Dataset listings of figures:
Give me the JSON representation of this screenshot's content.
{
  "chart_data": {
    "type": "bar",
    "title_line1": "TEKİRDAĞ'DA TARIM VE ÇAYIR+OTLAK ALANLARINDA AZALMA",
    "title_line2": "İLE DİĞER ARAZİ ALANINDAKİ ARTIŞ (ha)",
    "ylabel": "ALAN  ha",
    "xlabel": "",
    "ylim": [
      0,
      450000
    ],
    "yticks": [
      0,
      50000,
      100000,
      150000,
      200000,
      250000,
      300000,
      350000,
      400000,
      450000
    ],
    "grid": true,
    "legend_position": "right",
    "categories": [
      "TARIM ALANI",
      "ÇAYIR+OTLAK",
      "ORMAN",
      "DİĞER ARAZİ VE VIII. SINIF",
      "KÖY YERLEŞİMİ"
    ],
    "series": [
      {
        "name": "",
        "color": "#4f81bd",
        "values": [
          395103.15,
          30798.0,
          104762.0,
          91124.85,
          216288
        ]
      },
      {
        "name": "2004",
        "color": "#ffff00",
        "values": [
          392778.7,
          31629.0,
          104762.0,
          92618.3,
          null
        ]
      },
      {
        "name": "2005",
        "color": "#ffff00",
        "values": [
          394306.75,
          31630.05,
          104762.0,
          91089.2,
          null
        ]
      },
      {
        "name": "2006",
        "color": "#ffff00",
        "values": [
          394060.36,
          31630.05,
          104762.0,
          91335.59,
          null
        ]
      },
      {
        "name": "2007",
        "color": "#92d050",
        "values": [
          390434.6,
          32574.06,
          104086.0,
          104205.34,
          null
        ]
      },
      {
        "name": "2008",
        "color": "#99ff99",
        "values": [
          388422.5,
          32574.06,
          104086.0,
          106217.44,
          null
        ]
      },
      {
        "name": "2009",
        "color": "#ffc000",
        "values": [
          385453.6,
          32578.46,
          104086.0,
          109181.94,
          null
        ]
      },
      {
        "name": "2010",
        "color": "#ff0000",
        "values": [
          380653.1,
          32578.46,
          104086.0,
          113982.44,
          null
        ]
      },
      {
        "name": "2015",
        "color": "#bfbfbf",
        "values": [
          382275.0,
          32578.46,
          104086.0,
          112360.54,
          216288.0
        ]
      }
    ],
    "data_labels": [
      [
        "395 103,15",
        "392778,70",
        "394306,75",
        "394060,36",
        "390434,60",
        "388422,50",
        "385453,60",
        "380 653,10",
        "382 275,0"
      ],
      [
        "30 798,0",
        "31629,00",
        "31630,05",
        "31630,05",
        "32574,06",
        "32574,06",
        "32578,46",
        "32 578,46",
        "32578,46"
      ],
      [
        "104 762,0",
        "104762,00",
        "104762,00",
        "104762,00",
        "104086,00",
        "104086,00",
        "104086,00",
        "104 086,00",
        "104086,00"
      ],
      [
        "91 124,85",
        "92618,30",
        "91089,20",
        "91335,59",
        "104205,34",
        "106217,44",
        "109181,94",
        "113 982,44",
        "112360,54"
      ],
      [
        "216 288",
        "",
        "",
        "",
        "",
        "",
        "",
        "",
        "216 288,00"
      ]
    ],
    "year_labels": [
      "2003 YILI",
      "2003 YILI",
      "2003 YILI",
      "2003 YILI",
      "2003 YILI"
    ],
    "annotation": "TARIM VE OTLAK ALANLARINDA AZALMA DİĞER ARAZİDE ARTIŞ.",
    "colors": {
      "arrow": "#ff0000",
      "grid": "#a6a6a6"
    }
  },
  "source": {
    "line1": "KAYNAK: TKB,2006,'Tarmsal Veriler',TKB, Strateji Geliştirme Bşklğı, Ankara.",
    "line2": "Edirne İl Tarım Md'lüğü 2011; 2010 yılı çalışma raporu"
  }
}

• [Your task] Within the material above, find the lines that contain the word "DİĞER"; copy them.

• [Final result]
    "title_line2": "İLE DİĞER ARAZİ ALANINDAKİ ARTIŞ (ha)",
      "DİĞER ARAZİ VE VIII. SINIF",
    "annotation": "TARIM VE OTLAK ALANLARINDA AZALMA DİĞER ARAZİDE ARTIŞ.",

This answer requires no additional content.